(Data excerpts)
○ ○ ○

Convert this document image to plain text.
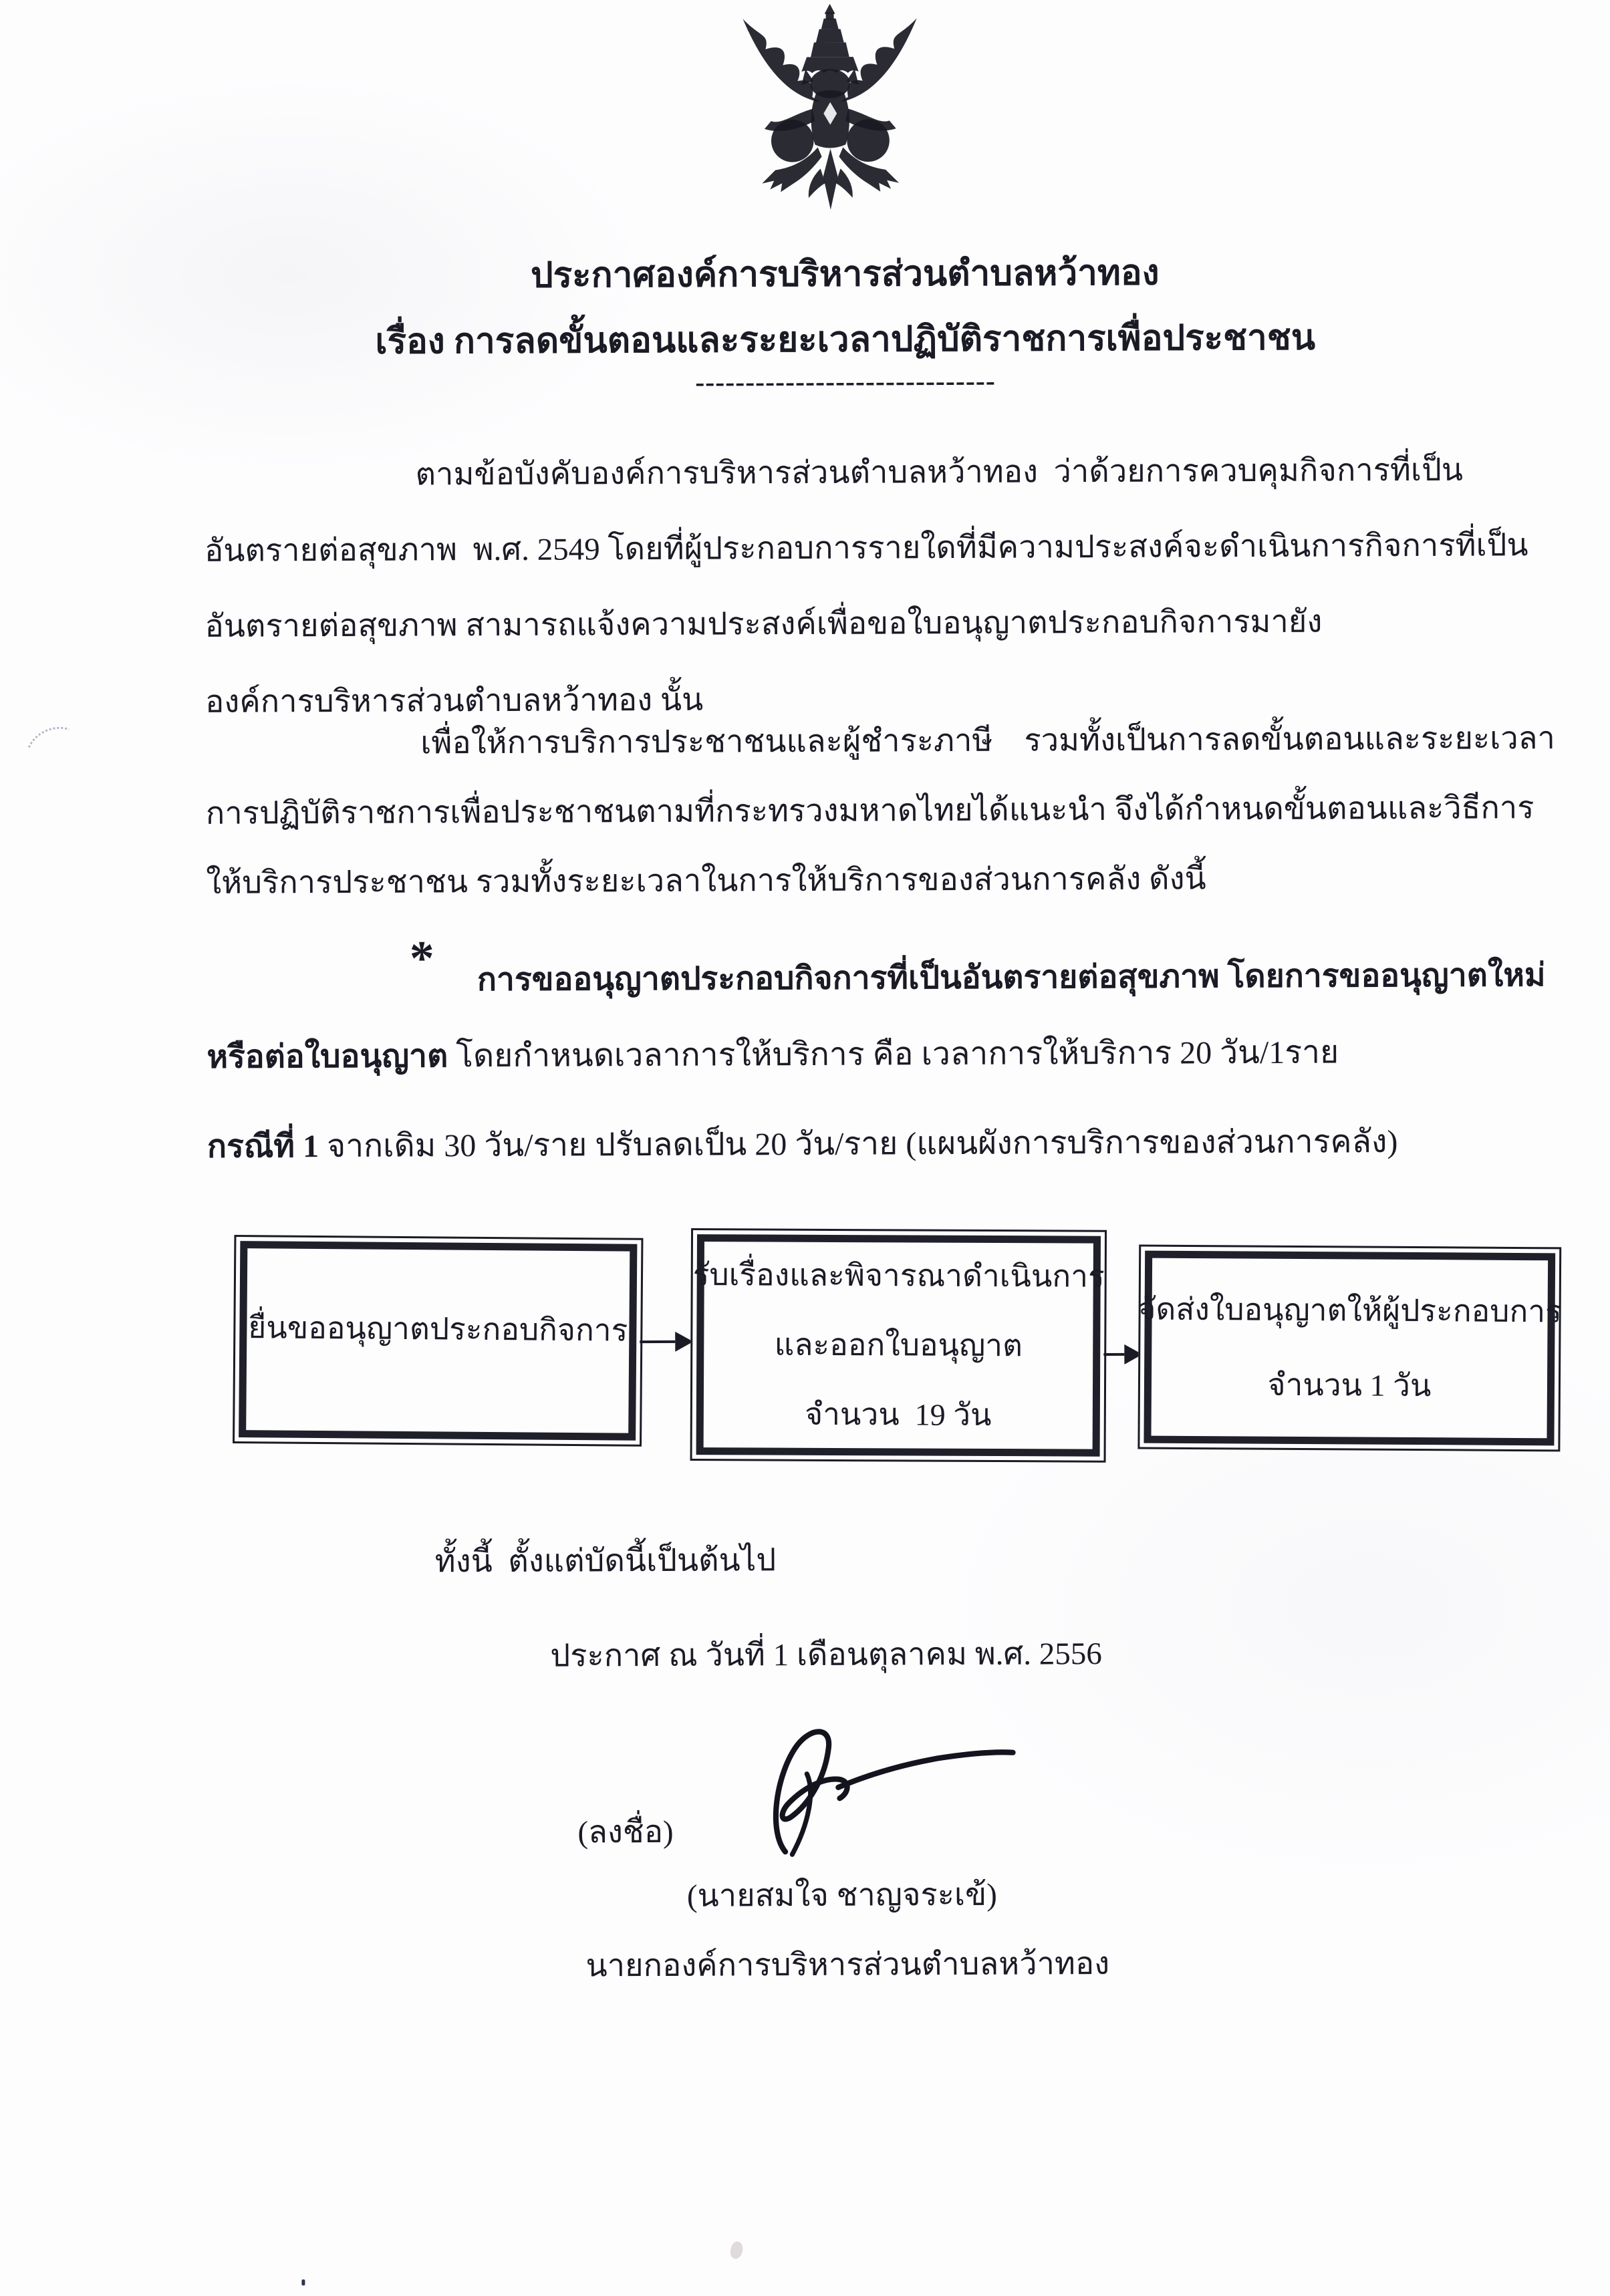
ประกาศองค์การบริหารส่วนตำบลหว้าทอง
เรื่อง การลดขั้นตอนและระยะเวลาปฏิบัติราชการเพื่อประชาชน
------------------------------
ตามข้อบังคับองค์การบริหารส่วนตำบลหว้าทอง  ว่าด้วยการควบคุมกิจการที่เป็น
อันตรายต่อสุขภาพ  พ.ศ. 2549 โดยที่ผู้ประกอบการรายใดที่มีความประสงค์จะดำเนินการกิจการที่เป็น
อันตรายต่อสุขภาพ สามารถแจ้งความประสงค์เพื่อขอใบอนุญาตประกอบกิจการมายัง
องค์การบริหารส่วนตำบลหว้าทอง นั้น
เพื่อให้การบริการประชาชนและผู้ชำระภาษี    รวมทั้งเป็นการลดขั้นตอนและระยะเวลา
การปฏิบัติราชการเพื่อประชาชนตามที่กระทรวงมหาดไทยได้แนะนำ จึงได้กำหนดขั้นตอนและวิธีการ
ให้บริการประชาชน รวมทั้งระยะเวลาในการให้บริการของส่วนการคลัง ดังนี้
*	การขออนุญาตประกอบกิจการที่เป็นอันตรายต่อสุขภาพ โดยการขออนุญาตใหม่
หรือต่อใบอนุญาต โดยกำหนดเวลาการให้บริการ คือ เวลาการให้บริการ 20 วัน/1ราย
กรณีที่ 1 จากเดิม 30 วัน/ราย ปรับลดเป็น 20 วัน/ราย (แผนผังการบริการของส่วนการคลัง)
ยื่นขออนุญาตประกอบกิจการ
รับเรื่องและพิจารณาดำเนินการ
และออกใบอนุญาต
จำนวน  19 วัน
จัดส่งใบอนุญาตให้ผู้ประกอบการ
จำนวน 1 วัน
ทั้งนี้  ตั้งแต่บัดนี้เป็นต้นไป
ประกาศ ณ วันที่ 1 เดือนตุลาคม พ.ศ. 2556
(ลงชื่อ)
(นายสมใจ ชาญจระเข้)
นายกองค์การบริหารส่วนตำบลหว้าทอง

○ ○ ○

Prompt
Repeat each entry above word for word, leaving every picture out.

Right answer
Convert this document image to plain text.
ประกาศองค์การบริหารส่วนตำบลหว้าทอง
เรื่อง การลดขั้นตอนและระยะเวลาปฏิบัติราชการเพื่อประชาชน
------------------------------
ตามข้อบังคับองค์การบริหารส่วนตำบลหว้าทอง  ว่าด้วยการควบคุมกิจการที่เป็น
อันตรายต่อสุขภาพ  พ.ศ. 2549 โดยที่ผู้ประกอบการรายใดที่มีความประสงค์จะดำเนินการกิจการที่เป็น
อันตรายต่อสุขภาพ สามารถแจ้งความประสงค์เพื่อขอใบอนุญาตประกอบกิจการมายัง
องค์การบริหารส่วนตำบลหว้าทอง นั้น
เพื่อให้การบริการประชาชนและผู้ชำระภาษี    รวมทั้งเป็นการลดขั้นตอนและระยะเวลา
การปฏิบัติราชการเพื่อประชาชนตามที่กระทรวงมหาดไทยได้แนะนำ จึงได้กำหนดขั้นตอนและวิธีการ
ให้บริการประชาชน รวมทั้งระยะเวลาในการให้บริการของส่วนการคลัง ดังนี้
*	การขออนุญาตประกอบกิจการที่เป็นอันตรายต่อสุขภาพ โดยการขออนุญาตใหม่
หรือต่อใบอนุญาต โดยกำหนดเวลาการให้บริการ คือ เวลาการให้บริการ 20 วัน/1ราย
กรณีที่ 1 จากเดิม 30 วัน/ราย ปรับลดเป็น 20 วัน/ราย (แผนผังการบริการของส่วนการคลัง)
ยื่นขออนุญาตประกอบกิจการ
รับเรื่องและพิจารณาดำเนินการ
และออกใบอนุญาต
จำนวน  19 วัน
จัดส่งใบอนุญาตให้ผู้ประกอบการ
จำนวน 1 วัน
ทั้งนี้  ตั้งแต่บัดนี้เป็นต้นไป
ประกาศ ณ วันที่ 1 เดือนตุลาคม พ.ศ. 2556
(ลงชื่อ)
(นายสมใจ ชาญจระเข้)
นายกองค์การบริหารส่วนตำบลหว้าทอง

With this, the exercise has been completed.